Entries from a dataset
________________
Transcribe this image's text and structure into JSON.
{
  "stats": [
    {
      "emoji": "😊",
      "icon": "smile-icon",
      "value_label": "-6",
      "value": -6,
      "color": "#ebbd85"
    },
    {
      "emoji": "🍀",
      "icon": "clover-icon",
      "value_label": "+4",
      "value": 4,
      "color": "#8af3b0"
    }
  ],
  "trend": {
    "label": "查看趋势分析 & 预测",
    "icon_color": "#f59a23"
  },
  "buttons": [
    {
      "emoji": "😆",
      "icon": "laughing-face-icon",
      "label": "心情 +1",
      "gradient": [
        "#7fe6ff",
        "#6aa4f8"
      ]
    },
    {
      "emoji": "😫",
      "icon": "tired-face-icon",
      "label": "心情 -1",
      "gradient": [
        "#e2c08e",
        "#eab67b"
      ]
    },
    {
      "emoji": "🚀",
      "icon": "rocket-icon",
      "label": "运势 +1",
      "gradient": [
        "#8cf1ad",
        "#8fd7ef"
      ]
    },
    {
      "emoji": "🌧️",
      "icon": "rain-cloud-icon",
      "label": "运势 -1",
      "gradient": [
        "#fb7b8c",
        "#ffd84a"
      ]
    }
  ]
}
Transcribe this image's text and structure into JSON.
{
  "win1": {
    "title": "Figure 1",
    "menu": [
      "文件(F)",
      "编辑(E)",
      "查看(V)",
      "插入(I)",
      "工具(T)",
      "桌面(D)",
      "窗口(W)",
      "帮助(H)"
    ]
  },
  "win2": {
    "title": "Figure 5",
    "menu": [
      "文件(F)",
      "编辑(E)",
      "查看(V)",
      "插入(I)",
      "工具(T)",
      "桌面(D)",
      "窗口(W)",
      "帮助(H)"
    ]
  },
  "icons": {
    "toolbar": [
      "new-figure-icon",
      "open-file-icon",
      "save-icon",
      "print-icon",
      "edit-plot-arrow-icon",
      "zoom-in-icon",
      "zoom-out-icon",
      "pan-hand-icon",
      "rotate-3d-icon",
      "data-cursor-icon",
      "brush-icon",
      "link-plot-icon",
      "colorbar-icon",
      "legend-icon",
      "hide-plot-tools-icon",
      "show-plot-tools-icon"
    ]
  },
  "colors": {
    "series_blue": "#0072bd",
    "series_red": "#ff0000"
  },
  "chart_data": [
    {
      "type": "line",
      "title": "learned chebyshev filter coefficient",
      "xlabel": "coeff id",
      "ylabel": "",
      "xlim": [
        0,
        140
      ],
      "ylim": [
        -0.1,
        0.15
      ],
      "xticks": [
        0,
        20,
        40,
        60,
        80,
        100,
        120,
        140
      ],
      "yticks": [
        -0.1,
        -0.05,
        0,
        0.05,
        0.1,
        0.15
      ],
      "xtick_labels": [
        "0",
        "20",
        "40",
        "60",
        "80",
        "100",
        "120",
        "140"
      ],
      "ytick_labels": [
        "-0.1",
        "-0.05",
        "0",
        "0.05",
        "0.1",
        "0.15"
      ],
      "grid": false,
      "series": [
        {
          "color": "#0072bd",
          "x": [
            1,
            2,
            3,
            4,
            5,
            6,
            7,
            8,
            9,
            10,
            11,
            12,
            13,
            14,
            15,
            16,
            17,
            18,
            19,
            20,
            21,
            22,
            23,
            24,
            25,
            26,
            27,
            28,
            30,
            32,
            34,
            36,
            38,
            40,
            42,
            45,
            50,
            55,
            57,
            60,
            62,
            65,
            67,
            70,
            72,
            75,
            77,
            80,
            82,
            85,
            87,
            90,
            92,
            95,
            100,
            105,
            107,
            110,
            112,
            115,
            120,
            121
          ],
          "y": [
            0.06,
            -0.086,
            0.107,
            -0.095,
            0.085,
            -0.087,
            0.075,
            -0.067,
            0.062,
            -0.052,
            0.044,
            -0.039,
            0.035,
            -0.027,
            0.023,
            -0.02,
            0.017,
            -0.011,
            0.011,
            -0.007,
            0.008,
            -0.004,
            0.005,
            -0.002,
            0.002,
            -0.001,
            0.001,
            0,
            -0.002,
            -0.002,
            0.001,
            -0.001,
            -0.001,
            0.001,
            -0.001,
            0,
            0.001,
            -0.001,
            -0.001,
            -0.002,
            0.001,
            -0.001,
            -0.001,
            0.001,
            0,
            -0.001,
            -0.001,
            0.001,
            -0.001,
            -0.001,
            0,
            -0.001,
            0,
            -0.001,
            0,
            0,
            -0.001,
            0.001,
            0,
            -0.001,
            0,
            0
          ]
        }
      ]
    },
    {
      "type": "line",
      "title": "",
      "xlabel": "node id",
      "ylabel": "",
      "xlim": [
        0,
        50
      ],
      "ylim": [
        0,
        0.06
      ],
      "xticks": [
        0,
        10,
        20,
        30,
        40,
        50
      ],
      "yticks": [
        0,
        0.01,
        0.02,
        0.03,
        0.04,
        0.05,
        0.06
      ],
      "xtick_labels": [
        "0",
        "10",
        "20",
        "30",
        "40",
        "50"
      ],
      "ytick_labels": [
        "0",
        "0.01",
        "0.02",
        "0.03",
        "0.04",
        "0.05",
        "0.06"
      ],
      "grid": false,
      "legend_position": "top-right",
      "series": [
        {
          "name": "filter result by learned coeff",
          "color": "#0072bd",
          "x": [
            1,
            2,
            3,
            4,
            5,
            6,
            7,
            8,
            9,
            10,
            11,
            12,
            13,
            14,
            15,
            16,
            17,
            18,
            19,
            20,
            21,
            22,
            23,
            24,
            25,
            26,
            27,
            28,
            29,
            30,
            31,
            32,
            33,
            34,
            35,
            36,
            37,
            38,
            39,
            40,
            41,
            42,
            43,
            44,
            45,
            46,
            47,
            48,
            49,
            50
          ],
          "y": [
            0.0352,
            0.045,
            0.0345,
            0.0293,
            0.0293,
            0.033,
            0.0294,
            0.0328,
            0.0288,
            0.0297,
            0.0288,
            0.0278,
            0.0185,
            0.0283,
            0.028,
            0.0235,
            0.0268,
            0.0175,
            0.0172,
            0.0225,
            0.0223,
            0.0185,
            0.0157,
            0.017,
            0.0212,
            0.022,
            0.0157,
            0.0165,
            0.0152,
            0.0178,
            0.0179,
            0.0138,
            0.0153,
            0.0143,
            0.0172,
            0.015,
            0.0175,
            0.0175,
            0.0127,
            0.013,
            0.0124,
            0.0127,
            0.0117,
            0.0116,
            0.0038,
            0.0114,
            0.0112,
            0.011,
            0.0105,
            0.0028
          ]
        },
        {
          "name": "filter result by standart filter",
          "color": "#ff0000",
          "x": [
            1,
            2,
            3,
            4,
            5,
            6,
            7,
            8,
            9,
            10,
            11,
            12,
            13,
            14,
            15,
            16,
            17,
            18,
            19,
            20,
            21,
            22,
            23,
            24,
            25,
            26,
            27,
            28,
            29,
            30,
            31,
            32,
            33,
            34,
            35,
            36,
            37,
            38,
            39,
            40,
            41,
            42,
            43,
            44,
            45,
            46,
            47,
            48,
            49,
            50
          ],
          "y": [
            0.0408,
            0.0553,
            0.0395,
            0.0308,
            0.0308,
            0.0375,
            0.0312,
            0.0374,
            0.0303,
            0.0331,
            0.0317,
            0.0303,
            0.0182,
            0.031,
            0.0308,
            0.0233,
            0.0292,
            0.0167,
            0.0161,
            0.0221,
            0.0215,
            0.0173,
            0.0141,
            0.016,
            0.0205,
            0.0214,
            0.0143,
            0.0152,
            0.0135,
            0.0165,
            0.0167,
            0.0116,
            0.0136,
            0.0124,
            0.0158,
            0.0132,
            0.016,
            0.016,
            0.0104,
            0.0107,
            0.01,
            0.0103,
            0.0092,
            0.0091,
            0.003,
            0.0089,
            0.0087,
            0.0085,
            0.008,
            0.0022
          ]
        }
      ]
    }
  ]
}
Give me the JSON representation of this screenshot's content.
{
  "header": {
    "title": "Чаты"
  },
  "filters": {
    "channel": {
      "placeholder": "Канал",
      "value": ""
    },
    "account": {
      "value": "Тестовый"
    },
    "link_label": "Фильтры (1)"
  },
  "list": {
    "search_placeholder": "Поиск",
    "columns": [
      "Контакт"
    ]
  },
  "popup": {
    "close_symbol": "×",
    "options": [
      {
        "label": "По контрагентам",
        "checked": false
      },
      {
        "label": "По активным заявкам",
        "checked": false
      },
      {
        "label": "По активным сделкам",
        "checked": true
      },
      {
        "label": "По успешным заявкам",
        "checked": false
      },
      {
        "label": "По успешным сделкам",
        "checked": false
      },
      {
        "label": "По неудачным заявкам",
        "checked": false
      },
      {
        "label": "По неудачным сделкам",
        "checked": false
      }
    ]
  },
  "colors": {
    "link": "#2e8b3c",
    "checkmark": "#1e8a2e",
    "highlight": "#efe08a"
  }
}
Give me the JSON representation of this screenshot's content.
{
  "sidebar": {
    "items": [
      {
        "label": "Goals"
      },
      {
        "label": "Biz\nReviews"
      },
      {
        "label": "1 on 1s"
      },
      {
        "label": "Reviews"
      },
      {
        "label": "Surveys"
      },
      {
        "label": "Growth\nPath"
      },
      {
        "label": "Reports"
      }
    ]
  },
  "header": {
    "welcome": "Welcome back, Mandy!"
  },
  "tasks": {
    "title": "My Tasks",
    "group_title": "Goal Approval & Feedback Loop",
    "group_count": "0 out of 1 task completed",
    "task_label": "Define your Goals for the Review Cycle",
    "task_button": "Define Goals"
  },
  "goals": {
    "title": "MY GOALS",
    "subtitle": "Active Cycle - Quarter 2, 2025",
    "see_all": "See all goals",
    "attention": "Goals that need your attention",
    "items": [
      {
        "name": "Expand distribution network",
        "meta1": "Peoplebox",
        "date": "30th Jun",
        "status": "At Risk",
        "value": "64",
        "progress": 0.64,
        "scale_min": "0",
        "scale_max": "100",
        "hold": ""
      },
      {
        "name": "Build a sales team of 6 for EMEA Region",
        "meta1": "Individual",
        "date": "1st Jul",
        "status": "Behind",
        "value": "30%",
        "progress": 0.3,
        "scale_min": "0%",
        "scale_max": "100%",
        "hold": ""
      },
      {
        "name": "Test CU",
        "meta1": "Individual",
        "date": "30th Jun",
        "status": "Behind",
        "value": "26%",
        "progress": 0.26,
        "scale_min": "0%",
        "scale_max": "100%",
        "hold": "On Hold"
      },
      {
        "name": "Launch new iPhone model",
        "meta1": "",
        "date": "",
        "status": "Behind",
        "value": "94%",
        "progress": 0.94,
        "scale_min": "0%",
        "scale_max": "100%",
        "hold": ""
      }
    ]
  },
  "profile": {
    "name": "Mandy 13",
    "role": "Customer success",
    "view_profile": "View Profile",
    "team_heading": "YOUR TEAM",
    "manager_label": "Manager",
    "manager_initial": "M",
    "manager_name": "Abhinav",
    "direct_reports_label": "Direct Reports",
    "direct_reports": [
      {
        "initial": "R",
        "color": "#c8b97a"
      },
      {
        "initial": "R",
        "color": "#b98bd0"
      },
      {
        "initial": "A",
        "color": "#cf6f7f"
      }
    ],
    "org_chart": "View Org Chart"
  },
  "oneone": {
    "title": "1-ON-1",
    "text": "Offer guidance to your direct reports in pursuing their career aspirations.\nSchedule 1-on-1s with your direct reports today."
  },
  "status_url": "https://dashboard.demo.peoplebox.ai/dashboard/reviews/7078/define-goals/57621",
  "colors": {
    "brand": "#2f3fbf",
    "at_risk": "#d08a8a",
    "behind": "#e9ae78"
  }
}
________________
■ **Aim**
Collect from the data above every line that includes "face".

■ **Output for this task**
      "icon": "laughing-face-icon",
      "icon": "tired-face-icon",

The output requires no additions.